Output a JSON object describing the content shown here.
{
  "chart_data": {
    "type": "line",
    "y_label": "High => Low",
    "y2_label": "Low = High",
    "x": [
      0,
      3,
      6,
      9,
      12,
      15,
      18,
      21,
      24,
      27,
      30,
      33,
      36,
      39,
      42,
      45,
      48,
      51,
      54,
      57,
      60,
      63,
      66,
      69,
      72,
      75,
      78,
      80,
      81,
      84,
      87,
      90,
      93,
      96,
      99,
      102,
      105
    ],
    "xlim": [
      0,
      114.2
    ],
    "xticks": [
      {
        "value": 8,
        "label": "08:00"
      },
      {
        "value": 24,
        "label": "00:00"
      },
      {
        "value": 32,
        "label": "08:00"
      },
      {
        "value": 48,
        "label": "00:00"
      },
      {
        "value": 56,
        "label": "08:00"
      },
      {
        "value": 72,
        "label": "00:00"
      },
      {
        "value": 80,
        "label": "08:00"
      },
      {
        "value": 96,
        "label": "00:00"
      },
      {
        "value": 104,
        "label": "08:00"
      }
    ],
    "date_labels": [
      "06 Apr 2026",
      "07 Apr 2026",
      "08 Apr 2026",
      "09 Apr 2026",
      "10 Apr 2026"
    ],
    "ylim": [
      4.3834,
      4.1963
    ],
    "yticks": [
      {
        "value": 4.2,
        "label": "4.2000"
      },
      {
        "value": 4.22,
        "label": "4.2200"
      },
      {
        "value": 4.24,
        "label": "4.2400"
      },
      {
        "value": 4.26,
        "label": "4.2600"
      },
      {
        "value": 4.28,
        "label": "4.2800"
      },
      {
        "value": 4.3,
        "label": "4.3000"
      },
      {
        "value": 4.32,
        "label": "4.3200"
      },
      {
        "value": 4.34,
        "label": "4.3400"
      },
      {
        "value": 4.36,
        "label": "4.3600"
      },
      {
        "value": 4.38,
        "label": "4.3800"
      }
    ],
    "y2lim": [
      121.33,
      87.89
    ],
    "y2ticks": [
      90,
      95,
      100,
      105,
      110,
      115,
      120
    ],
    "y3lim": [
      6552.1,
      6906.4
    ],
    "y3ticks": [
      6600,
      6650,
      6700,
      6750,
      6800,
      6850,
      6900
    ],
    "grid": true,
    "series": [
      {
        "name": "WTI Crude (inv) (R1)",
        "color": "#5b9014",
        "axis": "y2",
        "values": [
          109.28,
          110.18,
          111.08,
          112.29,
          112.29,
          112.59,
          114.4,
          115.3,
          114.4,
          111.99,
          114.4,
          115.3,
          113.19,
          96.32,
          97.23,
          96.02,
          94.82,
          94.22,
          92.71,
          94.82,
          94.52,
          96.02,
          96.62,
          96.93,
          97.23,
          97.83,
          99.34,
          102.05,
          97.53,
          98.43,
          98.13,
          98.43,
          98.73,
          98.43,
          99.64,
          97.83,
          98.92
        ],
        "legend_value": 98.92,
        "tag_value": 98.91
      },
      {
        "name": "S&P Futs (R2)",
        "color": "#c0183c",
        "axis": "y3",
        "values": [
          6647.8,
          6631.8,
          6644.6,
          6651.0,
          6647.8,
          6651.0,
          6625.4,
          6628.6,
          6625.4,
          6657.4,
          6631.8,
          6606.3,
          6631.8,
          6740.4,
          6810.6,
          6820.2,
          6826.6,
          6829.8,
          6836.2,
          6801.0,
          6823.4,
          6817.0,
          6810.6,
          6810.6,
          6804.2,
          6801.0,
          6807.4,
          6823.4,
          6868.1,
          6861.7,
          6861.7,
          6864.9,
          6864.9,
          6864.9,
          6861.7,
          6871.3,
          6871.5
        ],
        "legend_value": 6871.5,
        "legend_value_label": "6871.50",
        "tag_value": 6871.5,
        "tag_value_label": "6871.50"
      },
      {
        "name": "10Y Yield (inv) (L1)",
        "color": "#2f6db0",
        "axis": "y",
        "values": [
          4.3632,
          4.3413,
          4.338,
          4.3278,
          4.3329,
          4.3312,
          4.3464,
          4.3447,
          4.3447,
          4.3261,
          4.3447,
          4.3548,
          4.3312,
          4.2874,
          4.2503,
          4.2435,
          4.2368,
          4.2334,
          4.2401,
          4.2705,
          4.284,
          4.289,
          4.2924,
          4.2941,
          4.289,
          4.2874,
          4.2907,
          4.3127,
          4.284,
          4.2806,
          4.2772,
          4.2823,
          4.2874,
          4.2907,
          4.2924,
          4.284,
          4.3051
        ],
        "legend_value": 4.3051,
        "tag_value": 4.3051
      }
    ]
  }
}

----

■ Set exercise ■
Tell how many lines contain the word "name", using only the number.

■ Answer for this exercise ■
3